WORK TO COMPLETE: Exclude the pictures; give every entry again exactly as written.

TASK INPUT:

○ ○ ○ ○ ○ ○ ○

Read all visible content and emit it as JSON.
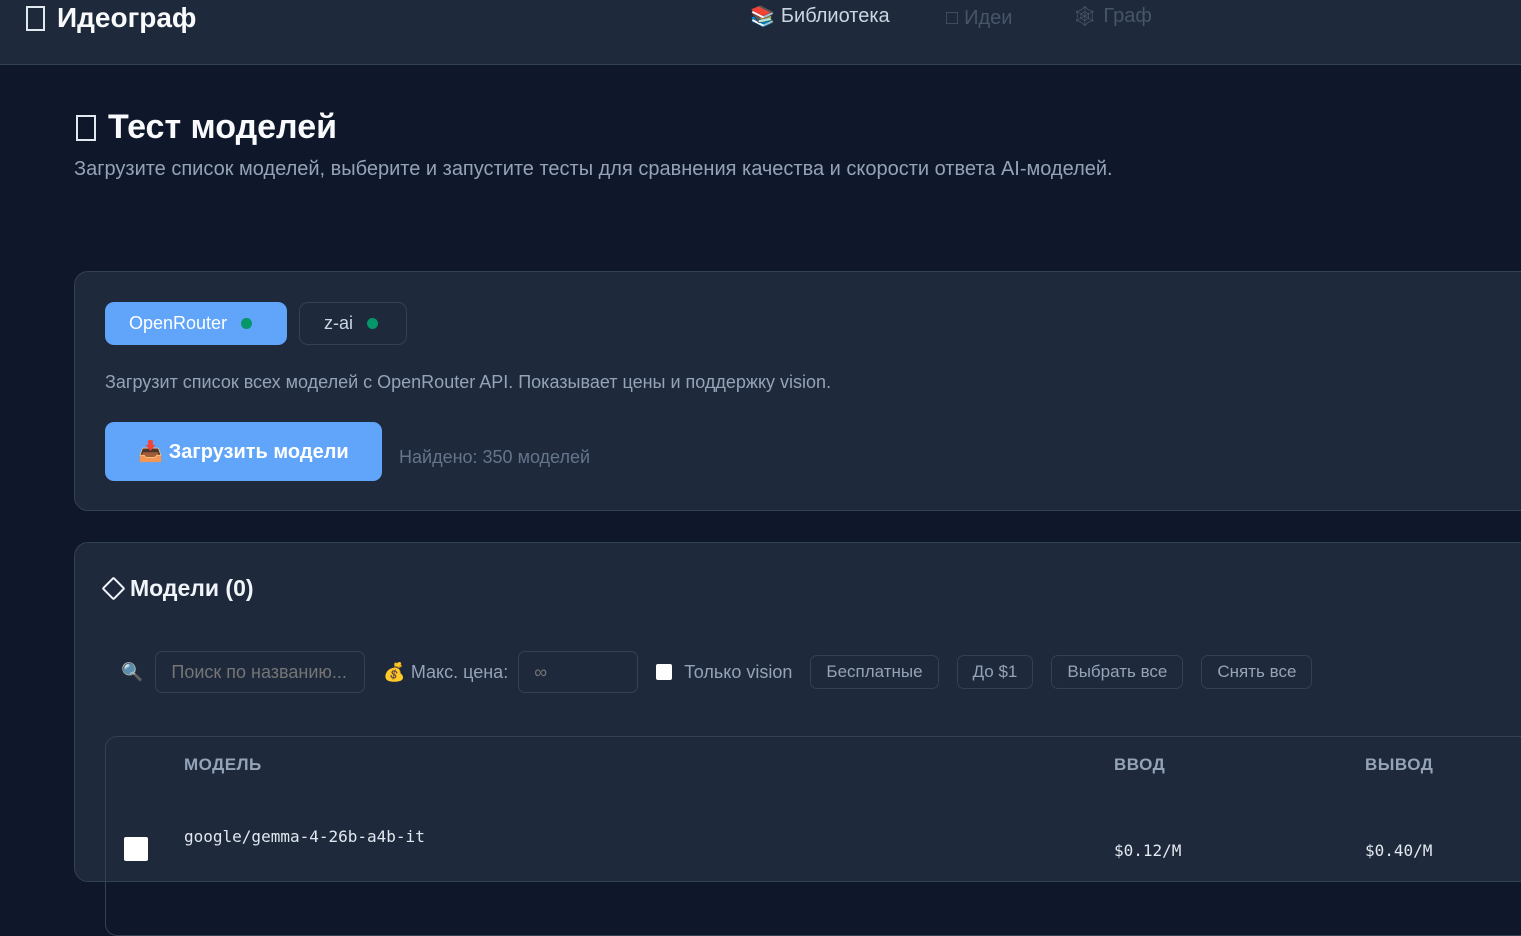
{
  "header": {
    "logo": "Идеограф",
    "nav": [
      {
        "icon": "📚",
        "label": "Библиотека"
      },
      {
        "icon": "□",
        "label": "Идеи"
      },
      {
        "icon": "🕸",
        "label": "Граф"
      }
    ]
  },
  "page": {
    "title": "Тест моделей",
    "subtitle": "Загрузите список моделей, выберите и запустите тесты для сравнения качества и скорости ответа AI-моделей."
  },
  "providers": {
    "tabs": [
      {
        "label": "OpenRouter",
        "active": true
      },
      {
        "label": "z-ai",
        "active": false
      }
    ],
    "description": "Загрузит список всех моделей с OpenRouter API. Показывает цены и поддержку vision.",
    "load_button": "📥 Загрузить модели",
    "found": "Найдено: 350 моделей"
  },
  "models": {
    "title": "Модели (0)",
    "search_placeholder": "Поиск по названию...",
    "max_price_label": "💰 Макс. цена:",
    "max_price_placeholder": "∞",
    "vision_label": "Только vision",
    "buttons": [
      "Бесплатные",
      "До $1",
      "Выбрать все",
      "Снять все"
    ],
    "columns": [
      "МОДЕЛЬ",
      "ВВОД",
      "ВЫВОД"
    ],
    "rows": [
      {
        "name": "google/gemma-4-26b-a4b-it",
        "input": "$0.12/M",
        "output": "$0.40/M"
      }
    ]
  }
}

○ ○ ○ ○ ○ ○ ○

ANSWER TO THIS PROBLEM:
Read all visible content and emit it as JSON.
{
  "header": {
    "logo": "Идеограф",
    "nav": [
      {
        "icon": "📚",
        "label": "Библиотека"
      },
      {
        "icon": "□",
        "label": "Идеи"
      },
      {
        "icon": "🕸",
        "label": "Граф"
      }
    ]
  },
  "page": {
    "title": "Тест моделей",
    "subtitle": "Загрузите список моделей, выберите и запустите тесты для сравнения качества и скорости ответа AI-моделей."
  },
  "providers": {
    "tabs": [
      {
        "label": "OpenRouter",
        "active": true
      },
      {
        "label": "z-ai",
        "active": false
      }
    ],
    "description": "Загрузит список всех моделей с OpenRouter API. Показывает цены и поддержку vision.",
    "load_button": "📥 Загрузить модели",
    "found": "Найдено: 350 моделей"
  },
  "models": {
    "title": "Модели (0)",
    "search_placeholder": "Поиск по названию...",
    "max_price_label": "💰 Макс. цена:",
    "max_price_placeholder": "∞",
    "vision_label": "Только vision",
    "buttons": [
      "Бесплатные",
      "До $1",
      "Выбрать все",
      "Снять все"
    ],
    "columns": [
      "МОДЕЛЬ",
      "ВВОД",
      "ВЫВОД"
    ],
    "rows": [
      {
        "name": "google/gemma-4-26b-a4b-it",
        "input": "$0.12/M",
        "output": "$0.40/M"
      }
    ]
  }
}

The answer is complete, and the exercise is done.